▶ WHAT THE EXERCISE ASKS
Go through the lines below and copy each one that holds the string "الله".

▶ AVAILABLE DATA
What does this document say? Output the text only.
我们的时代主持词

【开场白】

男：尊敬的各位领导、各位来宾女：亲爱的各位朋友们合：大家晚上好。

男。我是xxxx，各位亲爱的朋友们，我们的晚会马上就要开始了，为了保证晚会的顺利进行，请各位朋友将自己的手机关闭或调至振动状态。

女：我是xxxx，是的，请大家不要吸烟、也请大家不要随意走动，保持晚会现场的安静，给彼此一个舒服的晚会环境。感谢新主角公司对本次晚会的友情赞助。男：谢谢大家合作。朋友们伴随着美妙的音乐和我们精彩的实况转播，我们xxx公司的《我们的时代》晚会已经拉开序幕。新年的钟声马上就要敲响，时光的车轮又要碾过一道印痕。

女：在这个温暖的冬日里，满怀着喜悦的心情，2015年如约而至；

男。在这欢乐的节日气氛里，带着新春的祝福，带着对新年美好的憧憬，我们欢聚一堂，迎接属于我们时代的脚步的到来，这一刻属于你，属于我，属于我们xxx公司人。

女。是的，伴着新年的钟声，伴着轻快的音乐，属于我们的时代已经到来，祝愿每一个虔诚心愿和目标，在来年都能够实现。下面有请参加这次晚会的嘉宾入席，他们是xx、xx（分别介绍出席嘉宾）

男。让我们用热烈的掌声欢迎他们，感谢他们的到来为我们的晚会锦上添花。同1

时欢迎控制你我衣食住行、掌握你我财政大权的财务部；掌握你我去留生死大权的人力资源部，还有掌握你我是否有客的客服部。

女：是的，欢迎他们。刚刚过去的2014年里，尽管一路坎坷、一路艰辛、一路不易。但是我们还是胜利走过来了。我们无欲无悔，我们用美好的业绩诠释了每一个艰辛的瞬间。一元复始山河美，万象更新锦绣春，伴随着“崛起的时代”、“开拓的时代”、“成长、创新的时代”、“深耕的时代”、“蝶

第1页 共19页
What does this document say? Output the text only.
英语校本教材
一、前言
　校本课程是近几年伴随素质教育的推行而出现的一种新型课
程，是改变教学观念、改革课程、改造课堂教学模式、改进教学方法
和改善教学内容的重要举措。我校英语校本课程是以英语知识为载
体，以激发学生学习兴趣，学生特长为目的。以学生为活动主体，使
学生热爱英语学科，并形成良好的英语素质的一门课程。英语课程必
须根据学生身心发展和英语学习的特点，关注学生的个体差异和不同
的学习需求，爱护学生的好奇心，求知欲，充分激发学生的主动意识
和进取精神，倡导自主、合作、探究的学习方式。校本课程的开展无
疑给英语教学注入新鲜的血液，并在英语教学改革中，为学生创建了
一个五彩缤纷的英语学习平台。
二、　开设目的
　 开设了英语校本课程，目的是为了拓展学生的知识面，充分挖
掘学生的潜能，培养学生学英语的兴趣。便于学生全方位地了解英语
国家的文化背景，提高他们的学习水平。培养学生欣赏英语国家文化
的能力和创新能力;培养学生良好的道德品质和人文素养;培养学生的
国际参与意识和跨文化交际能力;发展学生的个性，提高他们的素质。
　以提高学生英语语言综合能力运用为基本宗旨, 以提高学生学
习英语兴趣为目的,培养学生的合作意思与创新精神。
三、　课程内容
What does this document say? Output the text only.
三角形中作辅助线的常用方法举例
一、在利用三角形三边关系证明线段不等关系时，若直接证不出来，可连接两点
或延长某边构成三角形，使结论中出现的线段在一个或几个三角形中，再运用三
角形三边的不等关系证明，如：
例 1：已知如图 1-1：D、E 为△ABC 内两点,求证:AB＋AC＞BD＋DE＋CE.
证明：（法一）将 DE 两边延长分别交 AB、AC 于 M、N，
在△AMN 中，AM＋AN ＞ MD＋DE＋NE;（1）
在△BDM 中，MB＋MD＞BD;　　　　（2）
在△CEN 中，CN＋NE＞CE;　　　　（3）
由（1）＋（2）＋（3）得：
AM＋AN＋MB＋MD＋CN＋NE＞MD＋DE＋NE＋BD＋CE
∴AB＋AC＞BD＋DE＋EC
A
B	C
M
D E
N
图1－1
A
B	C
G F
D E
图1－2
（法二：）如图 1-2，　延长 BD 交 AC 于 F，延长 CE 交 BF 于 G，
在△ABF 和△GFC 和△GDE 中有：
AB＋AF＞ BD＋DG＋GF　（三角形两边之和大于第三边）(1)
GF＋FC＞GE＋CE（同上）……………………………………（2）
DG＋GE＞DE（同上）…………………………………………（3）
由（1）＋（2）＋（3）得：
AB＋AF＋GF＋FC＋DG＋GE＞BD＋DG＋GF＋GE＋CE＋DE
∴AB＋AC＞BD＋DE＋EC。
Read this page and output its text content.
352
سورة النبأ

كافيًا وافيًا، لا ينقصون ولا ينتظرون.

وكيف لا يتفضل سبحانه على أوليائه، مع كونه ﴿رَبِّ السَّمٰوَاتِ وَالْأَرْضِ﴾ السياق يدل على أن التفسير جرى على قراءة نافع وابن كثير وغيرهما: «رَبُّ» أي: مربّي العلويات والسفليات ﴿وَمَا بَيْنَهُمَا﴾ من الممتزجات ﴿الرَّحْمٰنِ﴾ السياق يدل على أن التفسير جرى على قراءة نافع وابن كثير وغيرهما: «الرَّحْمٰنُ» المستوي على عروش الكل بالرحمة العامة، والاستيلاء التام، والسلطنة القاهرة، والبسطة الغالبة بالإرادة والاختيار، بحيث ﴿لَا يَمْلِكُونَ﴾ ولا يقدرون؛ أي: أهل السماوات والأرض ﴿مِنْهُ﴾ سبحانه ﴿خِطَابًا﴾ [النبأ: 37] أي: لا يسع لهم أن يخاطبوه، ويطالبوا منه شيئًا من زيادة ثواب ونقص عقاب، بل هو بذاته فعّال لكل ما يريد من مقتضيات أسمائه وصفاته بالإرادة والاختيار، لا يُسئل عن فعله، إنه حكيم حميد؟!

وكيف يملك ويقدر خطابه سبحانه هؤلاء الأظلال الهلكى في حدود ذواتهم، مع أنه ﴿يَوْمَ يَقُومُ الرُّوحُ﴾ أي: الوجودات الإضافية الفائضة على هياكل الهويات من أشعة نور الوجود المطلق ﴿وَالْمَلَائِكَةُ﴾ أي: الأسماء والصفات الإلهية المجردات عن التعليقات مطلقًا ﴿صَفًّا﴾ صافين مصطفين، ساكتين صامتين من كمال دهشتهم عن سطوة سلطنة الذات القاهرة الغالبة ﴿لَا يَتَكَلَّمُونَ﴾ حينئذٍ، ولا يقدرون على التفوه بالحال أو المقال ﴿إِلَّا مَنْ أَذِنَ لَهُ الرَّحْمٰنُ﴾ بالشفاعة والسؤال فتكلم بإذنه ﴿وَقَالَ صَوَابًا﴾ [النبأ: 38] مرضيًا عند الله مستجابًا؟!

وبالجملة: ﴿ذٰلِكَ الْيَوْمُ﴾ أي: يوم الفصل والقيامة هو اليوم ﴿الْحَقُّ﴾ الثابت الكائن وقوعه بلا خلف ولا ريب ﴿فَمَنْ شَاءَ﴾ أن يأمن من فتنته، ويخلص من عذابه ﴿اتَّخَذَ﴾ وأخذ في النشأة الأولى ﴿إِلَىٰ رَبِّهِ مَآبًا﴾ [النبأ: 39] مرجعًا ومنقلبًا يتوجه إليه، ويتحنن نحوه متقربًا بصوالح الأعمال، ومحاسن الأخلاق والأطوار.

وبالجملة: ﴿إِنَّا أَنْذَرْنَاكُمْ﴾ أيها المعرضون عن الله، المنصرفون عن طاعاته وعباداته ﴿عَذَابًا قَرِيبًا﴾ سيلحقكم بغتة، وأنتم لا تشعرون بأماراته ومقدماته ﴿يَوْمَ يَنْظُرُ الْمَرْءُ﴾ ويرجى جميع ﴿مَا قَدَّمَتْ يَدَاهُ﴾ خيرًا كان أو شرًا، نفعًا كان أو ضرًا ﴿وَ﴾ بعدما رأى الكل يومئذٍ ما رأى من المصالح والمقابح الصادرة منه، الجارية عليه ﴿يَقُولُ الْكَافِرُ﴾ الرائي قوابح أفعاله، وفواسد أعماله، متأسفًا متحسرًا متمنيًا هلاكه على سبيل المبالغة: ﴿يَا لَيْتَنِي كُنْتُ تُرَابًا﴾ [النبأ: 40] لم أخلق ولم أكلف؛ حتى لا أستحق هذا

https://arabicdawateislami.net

▶ WRITTEN SOLUTION
وكيف يملك ويقدر خطابه سبحانه هؤلاء الأظلال الهلكى في حدود ذواتهم، مع أنه ﴿يَوْمَ يَقُومُ الرُّوحُ﴾ أي: الوجودات الإضافية الفائضة على هياكل الهويات من أشعة نور الوجود المطلق ﴿وَالْمَلَائِكَةُ﴾ أي: الأسماء والصفات الإلهية المجردات عن التعليقات مطلقًا ﴿صَفًّا﴾ صافين مصطفين، ساكتين صامتين من كمال دهشتهم عن سطوة سلطنة الذات القاهرة الغالبة ﴿لَا يَتَكَلَّمُونَ﴾ حينئذٍ، ولا يقدرون على التفوه بالحال أو المقال ﴿إِلَّا مَنْ أَذِنَ لَهُ الرَّحْمٰنُ﴾ بالشفاعة والسؤال فتكلم بإذنه ﴿وَقَالَ صَوَابًا﴾ [النبأ: 38] مرضيًا عند الله مستجابًا؟!
وبالجملة: ﴿إِنَّا أَنْذَرْنَاكُمْ﴾ أيها المعرضون عن الله، المنصرفون عن طاعاته وعباداته ﴿عَذَابًا قَرِيبًا﴾ سيلحقكم بغتة، وأنتم لا تشعرون بأماراته ومقدماته ﴿يَوْمَ يَنْظُرُ الْمَرْءُ﴾ ويرجى جميع ﴿مَا قَدَّمَتْ يَدَاهُ﴾ خيرًا كان أو شرًا، نفعًا كان أو ضرًا ﴿وَ﴾ بعدما رأى الكل يومئذٍ ما رأى من المصالح والمقابح الصادرة منه، الجارية عليه ﴿يَقُولُ الْكَافِرُ﴾ الرائي قوابح أفعاله، وفواسد أعماله، متأسفًا متحسرًا متمنيًا هلاكه على سبيل المبالغة: ﴿يَا لَيْتَنِي كُنْتُ تُرَابًا﴾ [النبأ: 40] لم أخلق ولم أكلف؛ حتى لا أستحق هذا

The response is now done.